> _Exercise brief_
Each line that contains the word "weight" counts once; give the total for the records below and nothing else.

(Figure contents as structured data)
══════════

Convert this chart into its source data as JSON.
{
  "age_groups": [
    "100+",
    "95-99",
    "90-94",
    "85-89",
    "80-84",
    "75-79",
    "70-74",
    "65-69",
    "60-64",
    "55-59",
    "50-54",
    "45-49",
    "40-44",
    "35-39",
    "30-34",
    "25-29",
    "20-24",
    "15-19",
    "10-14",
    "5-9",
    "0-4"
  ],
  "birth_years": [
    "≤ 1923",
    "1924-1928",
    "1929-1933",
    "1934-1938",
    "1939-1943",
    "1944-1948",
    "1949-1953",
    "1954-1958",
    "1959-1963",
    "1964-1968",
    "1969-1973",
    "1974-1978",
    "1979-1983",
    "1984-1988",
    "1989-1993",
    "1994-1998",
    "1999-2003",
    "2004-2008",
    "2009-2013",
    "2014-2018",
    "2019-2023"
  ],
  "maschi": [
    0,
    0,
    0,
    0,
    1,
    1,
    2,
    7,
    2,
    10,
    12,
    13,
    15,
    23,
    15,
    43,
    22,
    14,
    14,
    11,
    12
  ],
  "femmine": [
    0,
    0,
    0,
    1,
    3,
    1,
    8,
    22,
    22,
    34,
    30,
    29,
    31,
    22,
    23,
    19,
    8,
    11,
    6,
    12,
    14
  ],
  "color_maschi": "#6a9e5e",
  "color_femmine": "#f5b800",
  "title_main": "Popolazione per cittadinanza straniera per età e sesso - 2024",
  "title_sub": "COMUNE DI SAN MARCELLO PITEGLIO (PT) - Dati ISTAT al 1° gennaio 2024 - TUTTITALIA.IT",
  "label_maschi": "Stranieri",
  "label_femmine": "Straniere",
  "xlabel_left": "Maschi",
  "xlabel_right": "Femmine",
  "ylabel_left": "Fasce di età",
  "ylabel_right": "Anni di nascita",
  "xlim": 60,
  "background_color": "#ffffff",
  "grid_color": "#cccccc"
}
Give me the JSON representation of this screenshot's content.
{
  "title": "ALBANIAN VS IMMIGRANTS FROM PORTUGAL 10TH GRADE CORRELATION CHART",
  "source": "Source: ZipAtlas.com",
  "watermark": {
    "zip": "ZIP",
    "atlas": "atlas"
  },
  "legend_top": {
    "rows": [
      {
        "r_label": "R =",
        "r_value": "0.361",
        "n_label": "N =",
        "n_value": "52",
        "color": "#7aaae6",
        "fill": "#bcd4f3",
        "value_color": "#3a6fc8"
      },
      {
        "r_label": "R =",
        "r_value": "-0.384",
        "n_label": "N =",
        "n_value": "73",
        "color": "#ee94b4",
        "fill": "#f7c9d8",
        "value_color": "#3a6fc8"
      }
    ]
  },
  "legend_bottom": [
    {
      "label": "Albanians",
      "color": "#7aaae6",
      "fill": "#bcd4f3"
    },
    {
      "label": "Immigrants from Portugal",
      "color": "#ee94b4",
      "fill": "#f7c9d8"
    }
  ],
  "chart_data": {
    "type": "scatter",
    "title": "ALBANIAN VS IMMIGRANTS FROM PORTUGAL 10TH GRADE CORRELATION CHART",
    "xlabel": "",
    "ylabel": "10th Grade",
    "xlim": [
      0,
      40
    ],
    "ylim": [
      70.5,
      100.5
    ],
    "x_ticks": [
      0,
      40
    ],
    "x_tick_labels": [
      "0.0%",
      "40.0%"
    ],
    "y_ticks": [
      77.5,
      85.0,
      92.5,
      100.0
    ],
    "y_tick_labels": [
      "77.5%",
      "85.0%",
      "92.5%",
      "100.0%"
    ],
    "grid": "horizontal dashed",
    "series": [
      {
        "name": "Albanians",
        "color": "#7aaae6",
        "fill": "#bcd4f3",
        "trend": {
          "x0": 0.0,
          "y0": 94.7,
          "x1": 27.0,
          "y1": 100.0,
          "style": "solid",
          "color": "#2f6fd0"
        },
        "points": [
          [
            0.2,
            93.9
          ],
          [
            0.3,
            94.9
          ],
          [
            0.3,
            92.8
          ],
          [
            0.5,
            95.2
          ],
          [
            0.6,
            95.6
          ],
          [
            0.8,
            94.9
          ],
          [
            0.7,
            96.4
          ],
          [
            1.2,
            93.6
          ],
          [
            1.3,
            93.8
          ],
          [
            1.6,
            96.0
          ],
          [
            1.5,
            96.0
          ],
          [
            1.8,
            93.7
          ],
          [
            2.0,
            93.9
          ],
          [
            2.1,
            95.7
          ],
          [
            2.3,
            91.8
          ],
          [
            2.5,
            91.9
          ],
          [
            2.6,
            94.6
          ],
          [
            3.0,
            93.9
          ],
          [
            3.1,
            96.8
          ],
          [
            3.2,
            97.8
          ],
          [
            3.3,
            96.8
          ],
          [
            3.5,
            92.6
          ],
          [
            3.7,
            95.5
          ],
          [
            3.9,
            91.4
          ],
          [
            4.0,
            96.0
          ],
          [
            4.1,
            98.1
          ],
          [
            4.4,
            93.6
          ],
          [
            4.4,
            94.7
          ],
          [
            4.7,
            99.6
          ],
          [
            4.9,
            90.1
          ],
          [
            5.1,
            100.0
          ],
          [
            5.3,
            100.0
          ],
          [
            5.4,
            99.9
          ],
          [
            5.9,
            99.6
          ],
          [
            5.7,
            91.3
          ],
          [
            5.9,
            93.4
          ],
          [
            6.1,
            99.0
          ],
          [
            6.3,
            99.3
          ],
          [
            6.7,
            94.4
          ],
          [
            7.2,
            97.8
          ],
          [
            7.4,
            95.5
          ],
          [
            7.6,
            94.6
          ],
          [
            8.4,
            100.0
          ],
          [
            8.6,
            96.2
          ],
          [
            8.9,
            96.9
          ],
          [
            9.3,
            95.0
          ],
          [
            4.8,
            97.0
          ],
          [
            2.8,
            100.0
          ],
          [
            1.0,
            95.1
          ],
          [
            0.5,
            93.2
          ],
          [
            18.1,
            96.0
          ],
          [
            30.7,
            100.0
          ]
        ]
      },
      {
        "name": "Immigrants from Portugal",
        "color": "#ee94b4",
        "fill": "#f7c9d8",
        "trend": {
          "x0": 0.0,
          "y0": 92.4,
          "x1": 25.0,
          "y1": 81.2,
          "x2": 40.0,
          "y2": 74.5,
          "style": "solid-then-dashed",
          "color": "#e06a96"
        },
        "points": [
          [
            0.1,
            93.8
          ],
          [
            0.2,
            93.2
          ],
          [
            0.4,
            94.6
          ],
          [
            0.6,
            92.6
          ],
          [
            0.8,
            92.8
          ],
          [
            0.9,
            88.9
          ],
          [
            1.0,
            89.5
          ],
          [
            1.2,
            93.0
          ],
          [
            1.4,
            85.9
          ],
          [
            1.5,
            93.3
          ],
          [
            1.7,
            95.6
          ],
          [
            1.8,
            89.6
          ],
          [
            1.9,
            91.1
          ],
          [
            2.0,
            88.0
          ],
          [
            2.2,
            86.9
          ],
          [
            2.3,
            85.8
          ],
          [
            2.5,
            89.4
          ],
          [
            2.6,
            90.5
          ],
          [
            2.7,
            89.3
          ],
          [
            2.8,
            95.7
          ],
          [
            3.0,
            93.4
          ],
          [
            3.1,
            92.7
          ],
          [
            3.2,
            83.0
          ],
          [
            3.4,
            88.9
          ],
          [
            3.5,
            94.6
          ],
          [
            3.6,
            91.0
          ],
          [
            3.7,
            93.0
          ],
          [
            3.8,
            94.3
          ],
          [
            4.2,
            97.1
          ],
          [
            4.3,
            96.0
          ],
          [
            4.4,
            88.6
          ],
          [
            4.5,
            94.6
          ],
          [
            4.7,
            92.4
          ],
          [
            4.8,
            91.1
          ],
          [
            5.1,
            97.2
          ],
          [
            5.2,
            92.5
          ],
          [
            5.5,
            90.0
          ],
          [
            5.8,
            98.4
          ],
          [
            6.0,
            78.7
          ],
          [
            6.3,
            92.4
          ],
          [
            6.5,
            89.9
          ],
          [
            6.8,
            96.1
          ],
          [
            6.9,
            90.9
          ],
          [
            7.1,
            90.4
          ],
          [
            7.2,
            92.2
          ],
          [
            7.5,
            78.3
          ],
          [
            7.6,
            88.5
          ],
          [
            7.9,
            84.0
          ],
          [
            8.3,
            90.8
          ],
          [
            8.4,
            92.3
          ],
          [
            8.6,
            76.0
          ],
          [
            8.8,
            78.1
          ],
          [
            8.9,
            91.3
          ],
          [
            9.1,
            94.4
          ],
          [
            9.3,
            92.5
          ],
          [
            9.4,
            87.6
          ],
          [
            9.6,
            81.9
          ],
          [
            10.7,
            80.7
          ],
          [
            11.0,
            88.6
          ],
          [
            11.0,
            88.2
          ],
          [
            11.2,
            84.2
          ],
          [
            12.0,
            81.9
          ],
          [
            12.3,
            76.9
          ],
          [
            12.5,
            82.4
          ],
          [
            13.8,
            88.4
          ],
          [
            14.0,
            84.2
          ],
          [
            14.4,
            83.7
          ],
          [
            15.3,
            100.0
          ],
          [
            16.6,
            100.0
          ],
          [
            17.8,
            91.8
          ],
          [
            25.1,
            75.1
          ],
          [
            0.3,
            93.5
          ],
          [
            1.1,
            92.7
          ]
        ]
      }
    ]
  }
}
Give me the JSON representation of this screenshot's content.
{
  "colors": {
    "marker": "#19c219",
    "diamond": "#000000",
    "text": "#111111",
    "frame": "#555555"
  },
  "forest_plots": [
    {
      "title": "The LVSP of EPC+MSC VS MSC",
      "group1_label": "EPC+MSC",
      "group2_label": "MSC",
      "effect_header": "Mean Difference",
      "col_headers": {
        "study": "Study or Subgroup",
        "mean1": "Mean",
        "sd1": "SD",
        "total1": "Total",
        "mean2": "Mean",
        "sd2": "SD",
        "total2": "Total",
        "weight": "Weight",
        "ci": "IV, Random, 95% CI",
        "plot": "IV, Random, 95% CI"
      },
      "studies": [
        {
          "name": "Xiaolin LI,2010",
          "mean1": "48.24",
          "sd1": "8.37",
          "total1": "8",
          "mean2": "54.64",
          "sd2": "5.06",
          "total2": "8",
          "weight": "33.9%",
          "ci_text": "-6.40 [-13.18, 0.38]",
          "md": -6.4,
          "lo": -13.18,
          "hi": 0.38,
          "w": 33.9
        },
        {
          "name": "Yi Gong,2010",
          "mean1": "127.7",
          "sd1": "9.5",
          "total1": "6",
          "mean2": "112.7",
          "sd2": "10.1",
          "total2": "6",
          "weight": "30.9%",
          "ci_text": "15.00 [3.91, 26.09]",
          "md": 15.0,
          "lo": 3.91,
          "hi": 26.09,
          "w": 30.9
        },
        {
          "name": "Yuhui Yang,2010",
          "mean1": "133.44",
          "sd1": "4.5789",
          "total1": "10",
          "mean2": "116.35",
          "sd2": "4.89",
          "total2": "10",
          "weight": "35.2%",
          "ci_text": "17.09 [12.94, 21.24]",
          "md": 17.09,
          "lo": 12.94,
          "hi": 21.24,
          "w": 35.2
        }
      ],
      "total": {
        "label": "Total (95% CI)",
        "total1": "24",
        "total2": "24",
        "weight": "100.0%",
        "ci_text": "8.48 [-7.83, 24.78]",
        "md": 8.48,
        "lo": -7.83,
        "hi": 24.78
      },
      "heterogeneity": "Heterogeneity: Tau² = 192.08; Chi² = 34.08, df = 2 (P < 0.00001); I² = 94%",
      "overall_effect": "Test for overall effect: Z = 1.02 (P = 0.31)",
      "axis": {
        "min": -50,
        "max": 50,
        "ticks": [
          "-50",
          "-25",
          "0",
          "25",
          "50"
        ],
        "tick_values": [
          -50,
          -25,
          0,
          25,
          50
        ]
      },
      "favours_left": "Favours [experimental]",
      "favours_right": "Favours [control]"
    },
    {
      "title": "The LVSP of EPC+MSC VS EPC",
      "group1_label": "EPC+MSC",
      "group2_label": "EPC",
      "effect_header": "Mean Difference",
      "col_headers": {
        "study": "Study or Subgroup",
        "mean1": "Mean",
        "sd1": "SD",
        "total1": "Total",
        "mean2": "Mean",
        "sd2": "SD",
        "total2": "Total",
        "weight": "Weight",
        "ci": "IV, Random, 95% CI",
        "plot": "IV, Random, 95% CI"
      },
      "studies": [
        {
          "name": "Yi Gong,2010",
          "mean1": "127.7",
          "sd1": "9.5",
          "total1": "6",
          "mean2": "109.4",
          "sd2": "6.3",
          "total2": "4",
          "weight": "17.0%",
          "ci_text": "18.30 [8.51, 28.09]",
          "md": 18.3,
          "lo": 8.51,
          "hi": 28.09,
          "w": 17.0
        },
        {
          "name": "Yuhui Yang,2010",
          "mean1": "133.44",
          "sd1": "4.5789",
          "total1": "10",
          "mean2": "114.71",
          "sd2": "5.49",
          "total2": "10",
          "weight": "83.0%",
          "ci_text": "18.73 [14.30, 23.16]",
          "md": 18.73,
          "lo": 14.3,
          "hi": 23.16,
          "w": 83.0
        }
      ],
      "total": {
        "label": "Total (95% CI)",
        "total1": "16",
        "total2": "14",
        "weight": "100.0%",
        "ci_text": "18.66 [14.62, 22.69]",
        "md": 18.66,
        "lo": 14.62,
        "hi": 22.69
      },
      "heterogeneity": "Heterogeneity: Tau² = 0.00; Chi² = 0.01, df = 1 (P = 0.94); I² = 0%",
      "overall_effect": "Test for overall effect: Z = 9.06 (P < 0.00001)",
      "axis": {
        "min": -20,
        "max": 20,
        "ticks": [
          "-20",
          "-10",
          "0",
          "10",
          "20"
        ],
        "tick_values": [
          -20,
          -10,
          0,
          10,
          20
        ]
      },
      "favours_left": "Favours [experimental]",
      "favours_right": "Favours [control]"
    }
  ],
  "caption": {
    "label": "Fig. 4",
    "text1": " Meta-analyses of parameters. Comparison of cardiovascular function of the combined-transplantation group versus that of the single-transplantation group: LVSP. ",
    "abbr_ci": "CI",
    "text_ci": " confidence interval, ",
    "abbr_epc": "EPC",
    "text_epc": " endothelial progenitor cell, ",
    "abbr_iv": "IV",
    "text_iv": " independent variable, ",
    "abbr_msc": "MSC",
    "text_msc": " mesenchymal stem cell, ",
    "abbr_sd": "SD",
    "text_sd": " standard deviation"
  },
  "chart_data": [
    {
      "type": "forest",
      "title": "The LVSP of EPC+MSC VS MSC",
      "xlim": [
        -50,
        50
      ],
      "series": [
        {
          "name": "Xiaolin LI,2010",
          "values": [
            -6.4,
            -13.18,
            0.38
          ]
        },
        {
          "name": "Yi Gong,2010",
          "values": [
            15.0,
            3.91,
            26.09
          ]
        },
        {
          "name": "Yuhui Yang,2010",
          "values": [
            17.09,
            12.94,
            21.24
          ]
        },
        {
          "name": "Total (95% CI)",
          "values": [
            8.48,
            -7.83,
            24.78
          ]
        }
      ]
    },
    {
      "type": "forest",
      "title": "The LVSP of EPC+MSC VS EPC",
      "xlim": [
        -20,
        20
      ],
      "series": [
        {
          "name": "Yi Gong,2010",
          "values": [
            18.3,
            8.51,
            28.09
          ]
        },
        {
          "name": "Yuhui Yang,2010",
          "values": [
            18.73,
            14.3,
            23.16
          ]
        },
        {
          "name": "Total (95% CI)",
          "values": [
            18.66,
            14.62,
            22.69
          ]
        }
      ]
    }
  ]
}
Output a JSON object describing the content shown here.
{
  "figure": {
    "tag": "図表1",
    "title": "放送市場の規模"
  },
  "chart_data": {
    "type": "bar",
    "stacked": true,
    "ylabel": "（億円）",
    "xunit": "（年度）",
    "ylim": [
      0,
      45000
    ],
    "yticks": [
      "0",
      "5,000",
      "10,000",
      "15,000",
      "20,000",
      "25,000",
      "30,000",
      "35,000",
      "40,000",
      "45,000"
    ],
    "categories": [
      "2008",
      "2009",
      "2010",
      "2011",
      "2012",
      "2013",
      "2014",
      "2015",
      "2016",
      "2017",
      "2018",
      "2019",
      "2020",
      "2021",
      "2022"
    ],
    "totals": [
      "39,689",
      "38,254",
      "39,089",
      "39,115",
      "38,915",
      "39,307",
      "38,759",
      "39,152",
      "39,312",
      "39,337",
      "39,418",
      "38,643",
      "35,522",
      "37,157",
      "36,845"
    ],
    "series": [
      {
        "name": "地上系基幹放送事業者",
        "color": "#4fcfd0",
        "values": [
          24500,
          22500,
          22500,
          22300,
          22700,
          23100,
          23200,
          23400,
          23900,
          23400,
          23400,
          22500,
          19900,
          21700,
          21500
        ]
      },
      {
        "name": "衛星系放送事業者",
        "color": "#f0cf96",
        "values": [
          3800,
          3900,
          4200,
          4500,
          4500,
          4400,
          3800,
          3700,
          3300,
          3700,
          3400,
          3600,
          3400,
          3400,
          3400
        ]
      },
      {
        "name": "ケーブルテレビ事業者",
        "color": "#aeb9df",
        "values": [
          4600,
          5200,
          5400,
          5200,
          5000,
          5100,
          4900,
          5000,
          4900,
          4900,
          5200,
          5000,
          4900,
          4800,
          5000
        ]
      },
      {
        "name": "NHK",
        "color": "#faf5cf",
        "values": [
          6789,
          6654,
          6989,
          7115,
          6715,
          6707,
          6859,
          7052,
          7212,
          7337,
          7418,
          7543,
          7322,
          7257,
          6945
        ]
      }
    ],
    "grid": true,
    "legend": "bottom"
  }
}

══════════

> _Written reply_
9